● GOAL OF THE EXERCISE
Repeat the records below exactly, leaving out every picture.

● RAW DATA
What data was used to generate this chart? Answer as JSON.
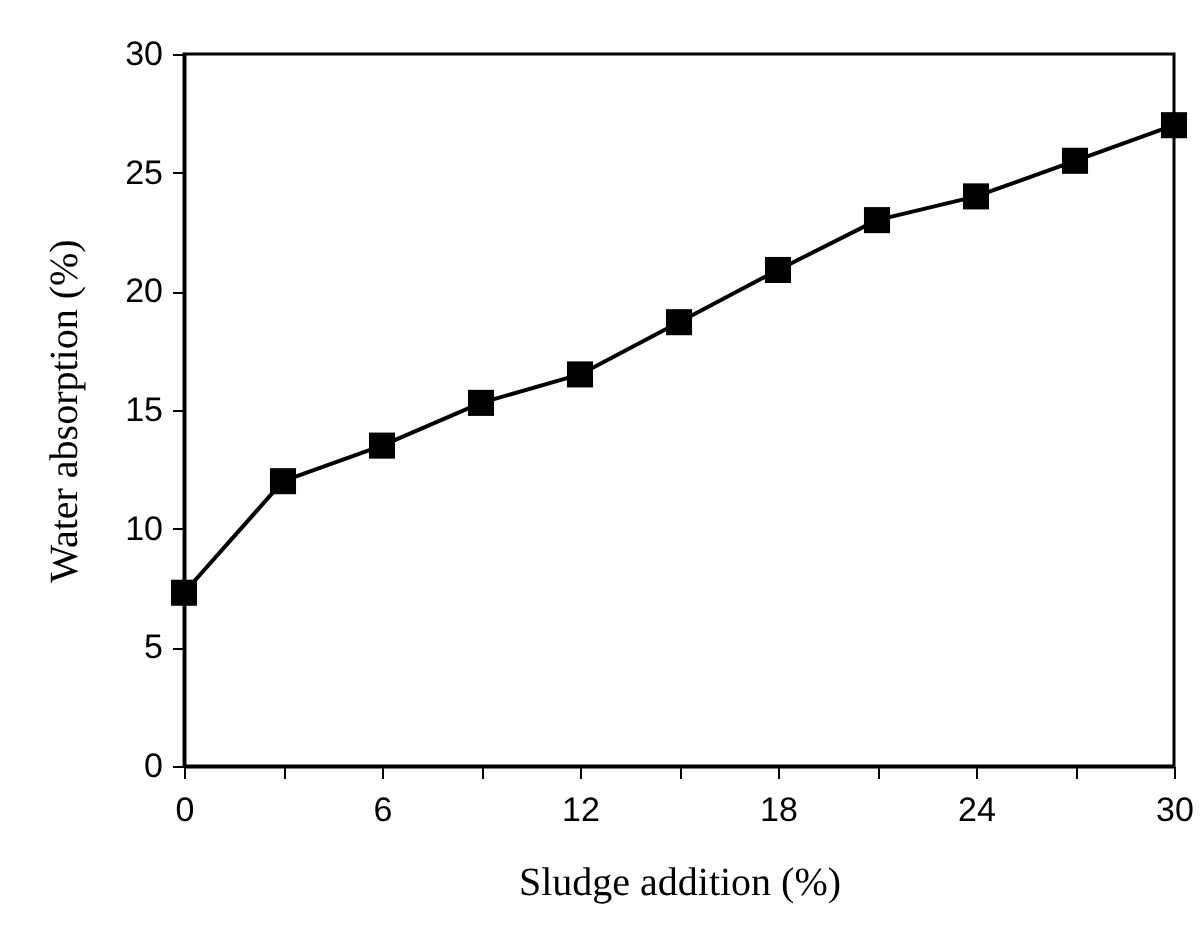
{
  "chart_data": {
    "type": "line",
    "xlabel": "Sludge addition (%)",
    "ylabel": "Water absorption (%)",
    "x": [
      0,
      3,
      6,
      9,
      12,
      15,
      18,
      21,
      24,
      27,
      30
    ],
    "series": [
      {
        "color": "#000000",
        "values": [
          7.3,
          12.0,
          13.5,
          15.3,
          16.5,
          18.7,
          20.9,
          23.0,
          24.0,
          25.5,
          27.0
        ]
      }
    ],
    "xlim": [
      0,
      30
    ],
    "xticks": [
      0,
      {
        "value": 3,
        "label": null
      },
      6,
      {
        "value": 9,
        "label": null
      },
      12,
      {
        "value": 15,
        "label": null
      },
      18,
      {
        "value": 21,
        "label": null
      },
      24,
      {
        "value": 27,
        "label": null
      },
      30
    ],
    "ylim": [
      0,
      30
    ],
    "yticks": [
      0,
      5,
      10,
      15,
      20,
      25,
      30
    ],
    "grid": false,
    "marker": "square",
    "line_style": "solid"
  }
}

● RESULT
What data was used to generate this chart? Answer as JSON.
{
  "chart_data": {
    "type": "line",
    "xlabel": "Sludge addition (%)",
    "ylabel": "Water absorption (%)",
    "x": [
      0,
      3,
      6,
      9,
      12,
      15,
      18,
      21,
      24,
      27,
      30
    ],
    "series": [
      {
        "color": "#000000",
        "values": [
          7.3,
          12.0,
          13.5,
          15.3,
          16.5,
          18.7,
          20.9,
          23.0,
          24.0,
          25.5,
          27.0
        ]
      }
    ],
    "xlim": [
      0,
      30
    ],
    "xticks": [
      0,
      {
        "value": 3,
        "label": null
      },
      6,
      {
        "value": 9,
        "label": null
      },
      12,
      {
        "value": 15,
        "label": null
      },
      18,
      {
        "value": 21,
        "label": null
      },
      24,
      {
        "value": 27,
        "label": null
      },
      30
    ],
    "ylim": [
      0,
      30
    ],
    "yticks": [
      0,
      5,
      10,
      15,
      20,
      25,
      30
    ],
    "grid": false,
    "marker": "square",
    "line_style": "solid"
  }
}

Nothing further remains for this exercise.